Document text.
* * * * * * * * *

Days on the Edge

Indian-Village-Adirondacks-Painting-by-Winslow-Homer

ndian-Village-Adirondacks-Painting-by-Winslow-Homer

Minerva has been still and silent. She has stood mute these past months in her dark quiet garage, while the lake froze, plants died, and Persephone journeyed down into the underworld. The Minervas; metal and zoetic, have been in hibernation of a most useful variety. Now it’s time to converse with mortality and investigate the inevitability of rebirth. There are tasks to be completed here. It’s time to get busy, time to gather up those soul pieces and bits of self left laying around the fields and forests of my childhood.

We sprung Minerva out of her fancy RV accommodations on the 7th day of April and she thanked us for the winter comfort by starting right up. She was holding the same air from October, strange thing; we went out and came back in the same atmosphere. It snowed that night, and the one after. We laughed at our foolishness of flip-flops and searched for socks.

Appropriate motor home respites are appropriately closed here until the threat of freeze and guarantee of snowless camping returns. Minerva has yet to clear her internal cavities of the pink elixir that makes it possible for her to survive in this climate. She is out of the garage, but operating “without services.” We have been reminded that life for man, woman, and dogs, can be indeed very simple. We need to be warm, we need eat and we need to eliminate. The order of importance changes with the weather and the time of day. Spiritual enlightenment appears to take a backseat ala Maslow’s Hierarchy of Needs, and yet I am always brushing shoulders with she who created this story.

* * * * * * * * *

Element and region listings.
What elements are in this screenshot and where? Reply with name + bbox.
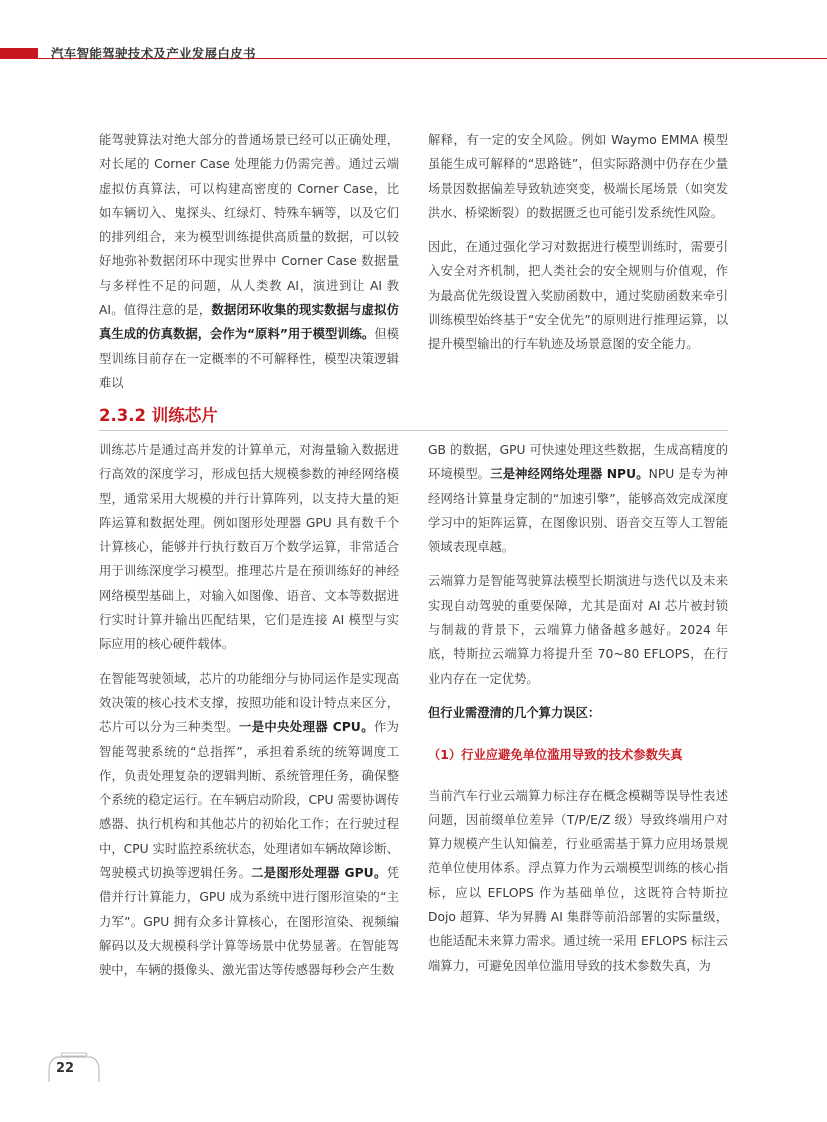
npu-heading: 三是神经网络处理器 NPU。 <box>490 467 649 482</box>
top-right-paragraph-1: 解释，有一定的安全风险。例如 Waymo EMMA 模型虽能生成可解释的“思路链”，但实际路测中仍存在少量场景因数据偏差导致轨迹突变，极端长尾场景（如突发洪水、桥梁断裂）的数据匮乏也可能引发系统性风险。 <box>428 133 728 220</box>
section-divider <box>99 430 728 431</box>
highlight-text: 数据闭环收集的现实数据与虚拟仿真生成的仿真数据，会作为“原料”用于模型训练。 <box>99 303 399 342</box>
header-accent-bar <box>0 48 38 59</box>
cpu-heading: 一是中央处理器 CPU。 <box>238 720 374 735</box>
paragraph-units: 当前汽车行业云端算力标注存在概念模糊等误导性表述问题，因前缀单位差异（T/P/E/Z 级）导致终端用户对算力规模产生认知偏差，行业亟需基于算力应用场景规范单位使用体系。浮点算力作为云端模型训练的核心指标，应以 EFLOPS 作为基础单位，这既符合特斯拉 Dojo 超算、华为昇腾 AI 集群等前沿部署的实际量级，也能适配未来算力需求。通过统一采用 EFLOPS 标注云端算力，可避免因单位滥用导致的技术参数失真，为 <box>428 788 728 973</box>
paragraph-cloud-compute: 云端算力是智能驾驶算法模型长期演进与迭代以及未来实现自动驾驶的重要保障，尤其是面对 AI 芯片被封锁与制裁的背景下，云端算力储备越多越好。2024 年底，特斯拉云端算力将提升至 70~80 EFLOPS，在行业内存在一定优势。 <box>428 574 728 686</box>
left-column <box>99 438 399 983</box>
top-left-column <box>99 128 399 395</box>
paragraph-npu: GB 的数据，GPU 可快速处理这些数据，生成高精度的环境模型。三是神经网络处理器 NPU。NPU 是专为神经网络计算量身定制的“加速引擎”，能够高效完成深度学习中的矩阵运算，在图像识别、语音交互等人工智能领域表现卓越。 <box>428 443 728 555</box>
section-heading: 2.3.2 训练芯片 <box>99 406 218 425</box>
page-number: 22 <box>56 1061 75 1076</box>
paragraph-chip-types: 在智能驾驶领域，芯片的功能细分与协同运作是实现高效决策的核心技术支撑，按照功能和设计特点来区分，芯片可以分为三种类型。一是中央处理器 CPU。作为智能驾驶系统的“总指挥”，承担着系统的统筹调度工作，负责处理复杂的逻辑判断、系统管理任务，确保整个系统的稳定运行。在车辆启动阶段，CPU 需要协调传感器、执行机构和其他芯片的初始化工作；在行驶过程中，CPU 实时监控系统状态，处理诸如车辆故障诊断、驾驶模式切换等逻辑任务。二是图形处理器 GPU。凭借并行计算能力，GPU 成为系统中进行图形渲染的“主力军”。GPU 拥有众多计算核心，在图形渲染、视频编解码以及大规模科学计算等场景中优势显著。在智能驾驶中，车辆的摄像头、激光雷达等传感器每秒会产生数 <box>99 671 399 978</box>
document-title: 汽车智能驾驶技术及产业发展白皮书 <box>51 46 256 61</box>
paragraph-training-chip: 训练芯片是通过高并发的计算单元，对海量输入数据进行高效的深度学习，形成包括大规模参数的神经网络模型，通常采用大规模的并行计算阵列，以支持大量的矩阵运算和数据处理。例如图形处理器 GPU 具有数千个计算核心，能够并行执行数百万个数学运算，非常适合用于训练深度学习模型。推理芯片是在预训练好的神经网络模型基础上，对输入如图像、语音、文本等数据进行实时计算并输出匹配结果，它们是连接 AI 模型与实际应用的核心硬件载体。 <box>99 443 399 652</box>
gpu-heading: 二是图形处理器 GPU。 <box>251 866 387 881</box>
right-column <box>428 438 728 978</box>
subheading-unit-misuse: （1）行业应避免单位滥用导致的技术参数失真 <box>428 748 683 763</box>
top-left-paragraph: 能驾驶算法对绝大部分的普通场景已经可以正确处理，对长尾的 Corner Case 处理能力仍需完善。通过云端虚拟仿真算法，可以构建高密度的 Corner Case，比如车辆切入、鬼探头、红绿灯、特殊车辆等，以及它们的排列组合，来为模型训练提供高质量的数据，可以较好地弥补数据闭环中现实世界中 Corner Case 数据量与多样性不足的问题，从人类教 AI，演进到让 AI 教 AI。值得注意的是，数据闭环收集的现实数据与虚拟仿真生成的仿真数据，会作为“原料”用于模型训练。但模型训练目前存在一定概率的不可解释性，模型决策逻辑难以 <box>99 133 399 390</box>
top-right-column <box>428 128 728 357</box>
paragraph-misconceptions: 但行业需澄清的几个算力误区： <box>428 705 601 720</box>
top-right-paragraph-2: 因此，在通过强化学习对数据进行模型训练时，需要引入安全对齐机制，把人类社会的安全规则与价值观，作为最高优先级设置入奖励函数中，通过奖励函数来牵引训练模型始终基于“安全优先”的原则进行推理运算，以提升模型输出的行车轨迹及场景意图的安全能力。 <box>428 240 728 352</box>
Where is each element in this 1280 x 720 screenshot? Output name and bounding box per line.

* * * * * * * * *

Written problem.
Reproduce the part of the Days on the Edge text between "Appropriate motor home" and "created this story.", inclusive.

Written answer.
Appropriate motor home respites are appropriately closed here until the threat of freeze and guarantee of snowless camping returns. Minerva has yet to clear her internal cavities of the pink elixir that makes it possible for her to survive in this climate. She is out of the garage, but operating “without services.” We have been reminded that life for man, woman, and dogs, can be indeed very simple. We need to be warm, we need eat and we need to eliminate. The order of importance changes with the weather and the time of day. Spiritual enlightenment appears to take a backseat ala Maslow’s Hierarchy of Needs, and yet I am always brushing shoulders with she who created this story.